### Task statement
Repeat the material in full. Keep every line exactly as it is.

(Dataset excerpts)
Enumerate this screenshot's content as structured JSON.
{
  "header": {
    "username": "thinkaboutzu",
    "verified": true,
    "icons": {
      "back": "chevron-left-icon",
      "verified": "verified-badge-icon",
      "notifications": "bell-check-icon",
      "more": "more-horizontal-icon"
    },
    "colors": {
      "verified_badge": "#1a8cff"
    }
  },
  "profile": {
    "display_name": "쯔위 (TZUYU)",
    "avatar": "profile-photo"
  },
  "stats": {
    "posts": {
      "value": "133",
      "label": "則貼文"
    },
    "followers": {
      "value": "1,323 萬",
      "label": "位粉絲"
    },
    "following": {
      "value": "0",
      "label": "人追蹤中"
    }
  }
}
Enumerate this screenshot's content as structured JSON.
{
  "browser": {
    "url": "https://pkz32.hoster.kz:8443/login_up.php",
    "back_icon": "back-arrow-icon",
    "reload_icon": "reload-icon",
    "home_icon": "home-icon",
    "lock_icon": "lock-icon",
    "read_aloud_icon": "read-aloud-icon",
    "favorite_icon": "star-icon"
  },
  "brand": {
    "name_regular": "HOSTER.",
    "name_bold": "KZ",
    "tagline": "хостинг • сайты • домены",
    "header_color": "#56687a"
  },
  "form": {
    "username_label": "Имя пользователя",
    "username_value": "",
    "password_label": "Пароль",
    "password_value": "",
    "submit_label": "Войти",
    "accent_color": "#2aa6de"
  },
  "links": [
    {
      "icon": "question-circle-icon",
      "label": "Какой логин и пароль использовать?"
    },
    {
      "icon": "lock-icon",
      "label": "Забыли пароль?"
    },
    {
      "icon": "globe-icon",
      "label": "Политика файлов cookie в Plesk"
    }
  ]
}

### Final result
Enumerate this screenshot's content as structured JSON.
{
  "header": {
    "username": "thinkaboutzu",
    "verified": true,
    "icons": {
      "back": "chevron-left-icon",
      "verified": "verified-badge-icon",
      "notifications": "bell-check-icon",
      "more": "more-horizontal-icon"
    },
    "colors": {
      "verified_badge": "#1a8cff"
    }
  },
  "profile": {
    "display_name": "쯔위 (TZUYU)",
    "avatar": "profile-photo"
  },
  "stats": {
    "posts": {
      "value": "133",
      "label": "則貼文"
    },
    "followers": {
      "value": "1,323 萬",
      "label": "位粉絲"
    },
    "following": {
      "value": "0",
      "label": "人追蹤中"
    }
  }
}
Enumerate this screenshot's content as structured JSON.
{
  "browser": {
    "url": "https://pkz32.hoster.kz:8443/login_up.php",
    "back_icon": "back-arrow-icon",
    "reload_icon": "reload-icon",
    "home_icon": "home-icon",
    "lock_icon": "lock-icon",
    "read_aloud_icon": "read-aloud-icon",
    "favorite_icon": "star-icon"
  },
  "brand": {
    "name_regular": "HOSTER.",
    "name_bold": "KZ",
    "tagline": "хостинг • сайты • домены",
    "header_color": "#56687a"
  },
  "form": {
    "username_label": "Имя пользователя",
    "username_value": "",
    "password_label": "Пароль",
    "password_value": "",
    "submit_label": "Войти",
    "accent_color": "#2aa6de"
  },
  "links": [
    {
      "icon": "question-circle-icon",
      "label": "Какой логин и пароль использовать?"
    },
    {
      "icon": "lock-icon",
      "label": "Забыли пароль?"
    },
    {
      "icon": "globe-icon",
      "label": "Политика файлов cookie в Plesk"
    }
  ]
}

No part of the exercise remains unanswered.